● AIM
Reproduce the entries verbatim, starting at the line containing "panel-a-rcp85-box-observed-month-1 — [802, 595, 816, 646]" and ending at the line containing "panel-b-rcp45-box-sdsm-month-9 — [543, 1375, 557, 1412]", with both of those lines included.
─── DATA SUPPLIED
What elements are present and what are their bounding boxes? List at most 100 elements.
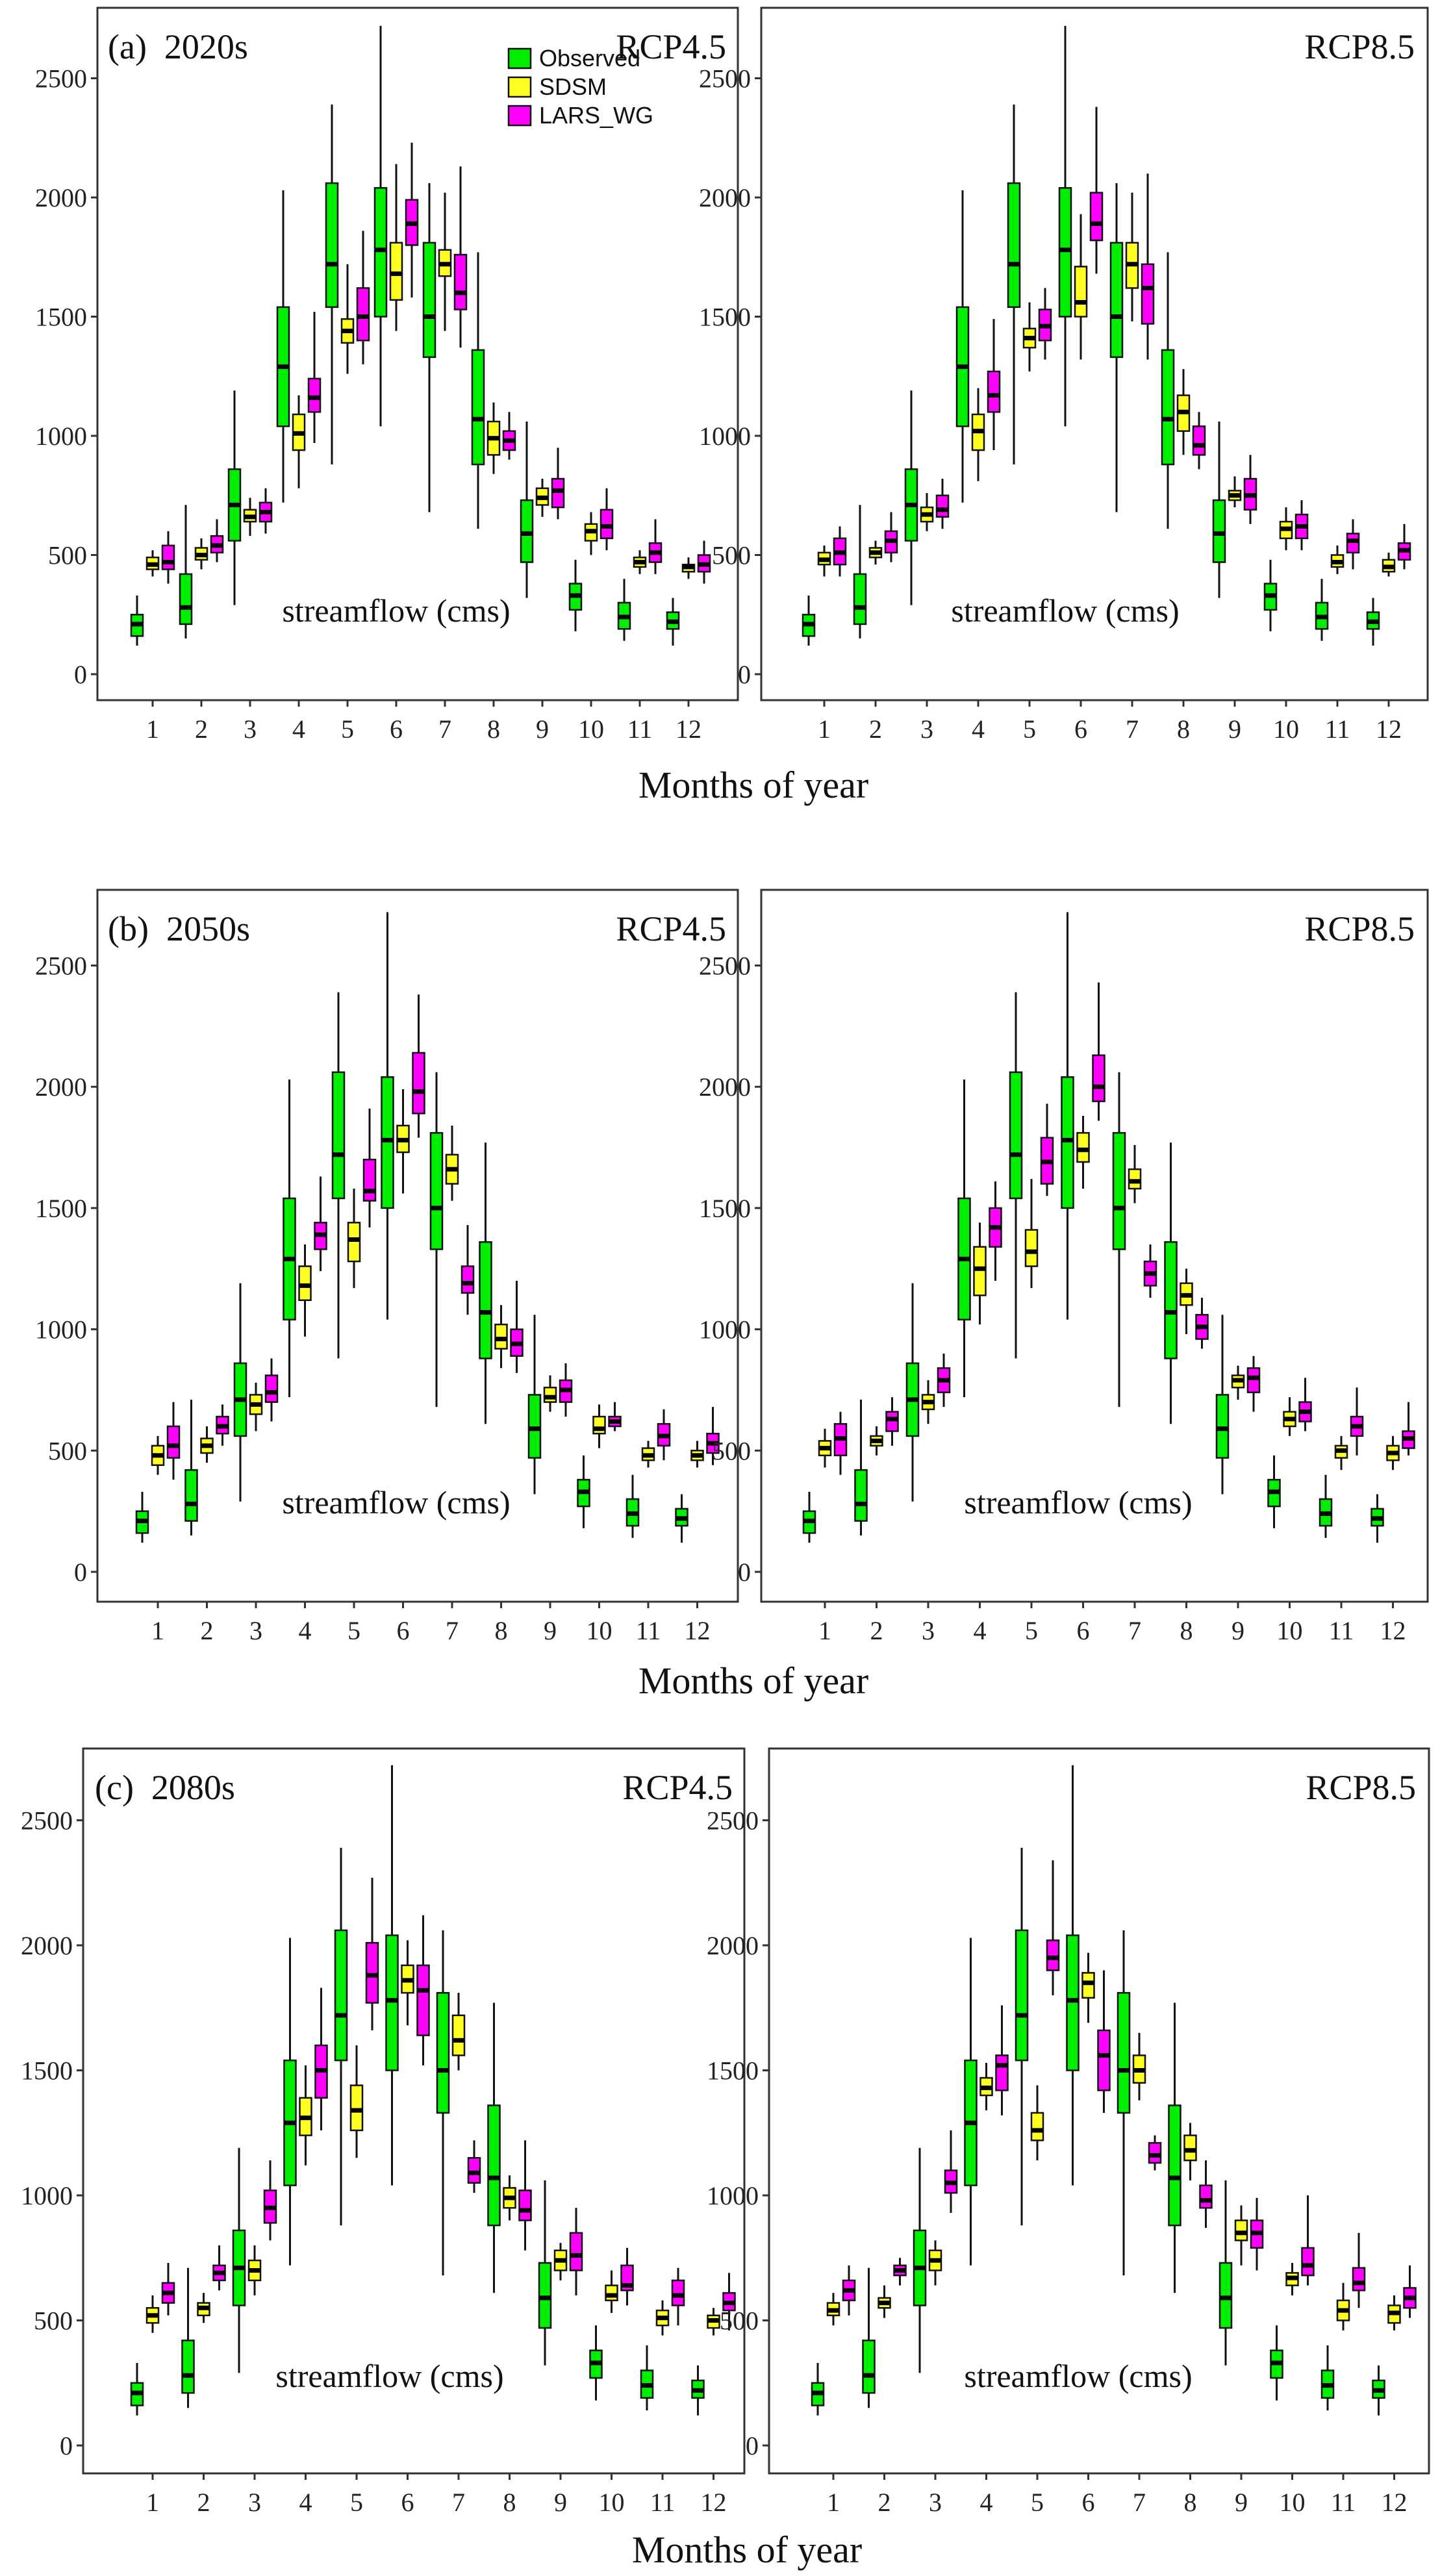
panel-a-rcp85-box-observed-month-1 — [802, 595, 816, 646]
panel-a-rcp45-box-lars-wg-month-12 — [697, 540, 711, 584]
panel-c-rcp45-xtick-label-8: 8 — [503, 2488, 516, 2517]
panel-c-rcp45-box-observed-month-6 — [385, 1765, 399, 2186]
panel-b-rcp45-scenario: RCP4.5 — [616, 909, 726, 948]
box-iqr — [331, 1071, 346, 1200]
panel-c-rcp45-box-observed-month-4 — [283, 1938, 297, 2266]
panel-b-rcp45-box-sdsm-month-9 — [543, 1375, 557, 1412]
panel-c-rcp45-box-observed-month-8 — [487, 2002, 501, 2293]
box-iqr — [1015, 1929, 1029, 2062]
panel-b-rcp45-xtick-label-12: 12 — [685, 1616, 711, 1645]
panel-b-rcp85-frame — [760, 889, 1429, 1603]
panel-c-rcp45-xtick-label-12: 12 — [701, 2488, 727, 2517]
panel-b-rcp85-box-sdsm-month-11 — [1334, 1435, 1348, 1471]
box-iqr — [1234, 2219, 1248, 2241]
panel-b-rcp85-box-observed-month-5 — [1009, 992, 1023, 1359]
panel-c-rcp85-box-lars-wg-month-4 — [995, 2005, 1009, 2115]
box-iqr — [461, 1265, 475, 1294]
panel-c-rcp85-box-sdsm-month-5 — [1030, 2085, 1044, 2161]
panel-b-rcp45-box-lars-wg-month-11 — [657, 1409, 671, 1461]
panel-b-rcp85-box-sdsm-month-5 — [1024, 1179, 1039, 1289]
panel-c-rcp45-box-lars-wg-month-2 — [212, 2245, 226, 2291]
box-iqr — [605, 2284, 618, 2301]
panel-a-rcp85-box-observed-month-11 — [1315, 579, 1329, 641]
panel-b-rcp45-xtick-label-9: 9 — [544, 1616, 557, 1645]
panel-c-rcp85-box-lars-wg-month-12 — [1403, 2265, 1417, 2318]
panel-c-rcp45-box-lars-wg-month-12 — [722, 2273, 736, 2330]
box-iqr — [518, 2190, 532, 2221]
panel-c-rcp85-xtick-label-3: 3 — [929, 2488, 942, 2517]
box-iqr — [935, 494, 950, 518]
panel-a-rcp85-box-sdsm-month-4 — [971, 388, 985, 481]
panel-a-rcp45-xtick-label-5: 5 — [341, 714, 354, 744]
panel-b-rcp45-box-lars-wg-month-10 — [608, 1402, 622, 1432]
panel-a-rcp45-frame — [96, 6, 739, 701]
panel-a-rcp85-xtick-label-6: 6 — [1074, 714, 1087, 744]
panel-c-rcp85-box-lars-wg-month-2 — [893, 2258, 907, 2286]
legend-label-observed: Observed — [539, 45, 640, 71]
panel-c-rcp85-box-observed-month-8 — [1168, 2002, 1181, 2293]
panel-c-rcp85-box-sdsm-month-3 — [928, 2240, 942, 2286]
panel-a-rcp85-xtick-label-4: 4 — [972, 714, 985, 744]
panel-c-rcp45-box-sdsm-month-3 — [247, 2245, 262, 2295]
panel-b-rcp85-xtick-label-4: 4 — [974, 1616, 987, 1645]
panel-a-rcp85-box-observed-month-2 — [853, 505, 867, 638]
box-iqr — [298, 1265, 312, 1302]
panel-b-rcp45-box-sdsm-month-12 — [690, 1441, 704, 1468]
panel-b-rcp85-box-lars-wg-month-11 — [1350, 1387, 1364, 1456]
box-iqr — [995, 2054, 1009, 2091]
panel-c-rcp85-box-observed-month-5 — [1015, 1847, 1029, 2226]
panel-a-rcp85-ytick-label-0: 0 — [738, 660, 751, 689]
panel-b-rcp85-box-lars-wg-month-7 — [1143, 1244, 1157, 1298]
panel-c-rcp85-xtick-label-1: 1 — [827, 2488, 840, 2517]
panel-a-rcp85-xtick-label-8: 8 — [1177, 714, 1190, 744]
panel-c-rcp45-xtick-label-3: 3 — [248, 2488, 261, 2517]
panel-b-rcp45-box-sdsm-month-1 — [151, 1435, 165, 1475]
panel-c-rcp45-box-observed-month-10 — [589, 2325, 603, 2401]
panel-a-rcp45-xtick-label-7: 7 — [438, 714, 451, 744]
panel-c-rcp45-ytick-label-2500: 2500 — [21, 1806, 73, 1836]
panel-c-rcp45-box-sdsm-month-7 — [451, 1993, 466, 2071]
panel-b-rcp85-box-observed-month-9 — [1215, 1315, 1230, 1495]
legend-label-lars-wg: LARS_WG — [539, 102, 653, 129]
panel-a-rcp85-xtick-label-7: 7 — [1126, 714, 1139, 744]
panel-c-rcp45-xtick-label-5: 5 — [350, 2488, 363, 2517]
panel-c-rcp85-frame — [768, 1747, 1430, 2475]
panel-b-rcp85-ytick-label-2500: 2500 — [699, 952, 751, 981]
panel-a-rcp45-box-observed-month-3 — [227, 390, 242, 605]
box-iqr — [356, 287, 370, 342]
legend-label-sdsm: SDSM — [539, 73, 607, 100]
box-iqr — [1092, 1054, 1105, 1102]
box-iqr — [1161, 349, 1175, 466]
panel-c-rcp85-box-observed-month-10 — [1270, 2325, 1283, 2401]
panel-a-rcp85-box-lars-wg-month-5 — [1038, 288, 1052, 360]
box-iqr — [1352, 2267, 1366, 2292]
panel-c-rcp45-box-observed-month-11 — [640, 2345, 654, 2411]
panel-a-rcp45-box-lars-wg-month-10 — [600, 488, 614, 551]
panel-b-rcp85-xtick-label-9: 9 — [1232, 1616, 1244, 1645]
box-iqr — [264, 1374, 279, 1403]
panel-c-rcp85-box-lars-wg-month-5 — [1046, 1860, 1060, 1995]
panel-a-rcp45-box-lars-wg-month-9 — [551, 448, 565, 520]
panel-a-rcp45-box-lars-wg-month-11 — [648, 519, 663, 574]
panel-b-rcp85-ylabel: streamflow (cms) — [964, 1484, 1192, 1521]
panel-a-rcp45-box-observed-month-2 — [179, 505, 193, 638]
box-iqr — [1148, 2141, 1162, 2164]
panel-c-rcp85-box-observed-month-1 — [811, 2362, 825, 2416]
box-iqr — [885, 1411, 899, 1432]
panel-c-rcp85-xtick-label-9: 9 — [1235, 2488, 1248, 2517]
panel-c-rcp85-ytick-label-2000: 2000 — [707, 1931, 759, 1960]
box-iqr — [347, 1222, 361, 1263]
panel-a-rcp85-scenario: RCP8.5 — [1304, 27, 1415, 66]
panel-b-rcp45-box-sdsm-month-8 — [494, 1305, 508, 1369]
panel-c-rcp45-box-sdsm-month-10 — [605, 2270, 618, 2313]
panel-b-rcp45-box-sdsm-month-7 — [445, 1125, 459, 1201]
legend-swatch-observed — [507, 47, 532, 69]
box-iqr — [381, 1076, 394, 1209]
panel-a-rcp45-xtick-label-6: 6 — [390, 714, 403, 744]
box-iqr — [385, 1934, 399, 2071]
panel-b-rcp45-box-sdsm-month-4 — [298, 1244, 312, 1337]
panel-c-rcp85-xtick-label-11: 11 — [1331, 2488, 1356, 2517]
panel-a-rcp45-box-lars-wg-month-8 — [502, 412, 516, 460]
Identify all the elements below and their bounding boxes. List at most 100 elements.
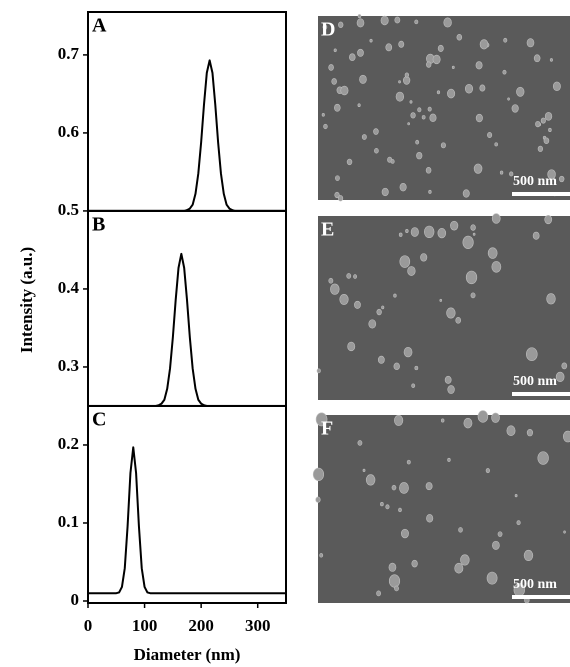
particle <box>323 123 328 130</box>
scale-bar <box>512 192 570 196</box>
particle <box>424 225 435 239</box>
particle <box>362 468 366 472</box>
particle <box>322 24 328 30</box>
panel-label: C <box>92 409 106 431</box>
particle <box>439 298 443 302</box>
particle <box>398 507 402 513</box>
particle <box>499 170 504 175</box>
panel-frame <box>87 404 287 604</box>
particle <box>548 127 552 133</box>
scale-bar <box>512 392 570 396</box>
particle <box>549 58 553 62</box>
y-tick-label: 0.4 <box>58 278 80 297</box>
particle <box>380 501 384 507</box>
particle <box>334 103 341 112</box>
particle <box>491 412 500 423</box>
particle <box>432 54 441 65</box>
particle <box>447 88 456 99</box>
particle <box>398 40 405 48</box>
particle <box>407 122 410 126</box>
particle <box>328 64 334 71</box>
particle <box>346 158 353 166</box>
particle <box>390 159 395 164</box>
particle <box>533 54 541 63</box>
particle <box>319 553 324 558</box>
particle <box>426 61 432 68</box>
particle <box>437 228 447 239</box>
particle <box>462 189 470 198</box>
particle <box>415 139 420 145</box>
particle <box>398 80 401 84</box>
particle <box>497 531 503 537</box>
panel-label: A <box>92 15 107 37</box>
particle <box>381 305 385 310</box>
y-tick-label: 0 <box>71 590 80 609</box>
particle <box>465 270 478 285</box>
panel-label: B <box>92 214 105 236</box>
particle <box>544 214 553 225</box>
image-label: E <box>321 219 334 241</box>
particle <box>410 112 416 119</box>
particle <box>414 19 419 25</box>
particle <box>346 273 352 279</box>
particle <box>385 43 393 52</box>
particle <box>511 104 519 113</box>
particle <box>460 554 470 566</box>
particle <box>516 520 521 526</box>
particle <box>388 562 397 572</box>
particle <box>405 229 409 234</box>
particle <box>444 375 452 384</box>
sem-background <box>318 216 570 400</box>
particle <box>316 368 321 374</box>
particle <box>436 90 441 95</box>
particle <box>417 107 422 113</box>
particle <box>547 169 556 180</box>
particle <box>410 227 419 237</box>
image-label: D <box>321 19 335 41</box>
particle <box>559 175 565 183</box>
particle <box>365 474 376 486</box>
sem-image: D 500 nm <box>318 14 570 202</box>
panel-frame <box>87 11 287 212</box>
particle <box>330 283 340 295</box>
line <box>88 59 286 212</box>
particle <box>455 317 462 324</box>
particle <box>514 494 518 498</box>
particle <box>377 355 385 364</box>
particle <box>312 467 325 481</box>
particle <box>403 347 413 358</box>
particle <box>369 38 373 43</box>
particle <box>416 151 423 160</box>
particle <box>561 362 568 370</box>
particle <box>447 457 451 462</box>
particle <box>315 412 328 427</box>
y-tick-label: 0.7 <box>58 44 80 63</box>
particle <box>487 247 498 259</box>
particle <box>356 18 365 28</box>
y-axis-label: Intensity (a.u.) <box>17 247 36 353</box>
particle <box>321 113 325 117</box>
y-tick-label: 0.5 <box>58 200 79 219</box>
particle <box>475 113 483 123</box>
particle <box>440 418 445 423</box>
particle <box>353 274 358 279</box>
particle <box>398 232 403 237</box>
particle <box>421 115 426 120</box>
particle <box>339 294 349 305</box>
particle <box>462 235 474 250</box>
particle <box>399 255 411 268</box>
particle <box>399 183 407 192</box>
particle <box>475 61 483 70</box>
particle <box>380 15 389 26</box>
particle <box>555 371 565 382</box>
particle <box>437 44 444 52</box>
particle <box>447 385 455 394</box>
particle <box>359 74 367 84</box>
scale-bar <box>512 595 570 599</box>
particle <box>454 562 464 574</box>
particle <box>357 440 363 446</box>
particle <box>427 106 432 112</box>
particle <box>464 83 474 94</box>
particle <box>333 48 337 53</box>
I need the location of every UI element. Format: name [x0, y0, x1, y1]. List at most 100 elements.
──────
● SOLUTION
panel-a-rcp85-box-observed-month-1 — [802, 595, 816, 646]
panel-a-rcp45-box-lars-wg-month-12 — [697, 540, 711, 584]
panel-c-rcp45-xtick-label-8: 8 — [503, 2488, 516, 2517]
panel-c-rcp45-box-observed-month-6 — [385, 1765, 399, 2186]
panel-b-rcp45-scenario: RCP4.5 — [616, 909, 726, 948]
box-iqr — [331, 1071, 346, 1200]
panel-c-rcp45-box-observed-month-4 — [283, 1938, 297, 2266]
panel-b-rcp45-box-sdsm-month-9 — [543, 1375, 557, 1412]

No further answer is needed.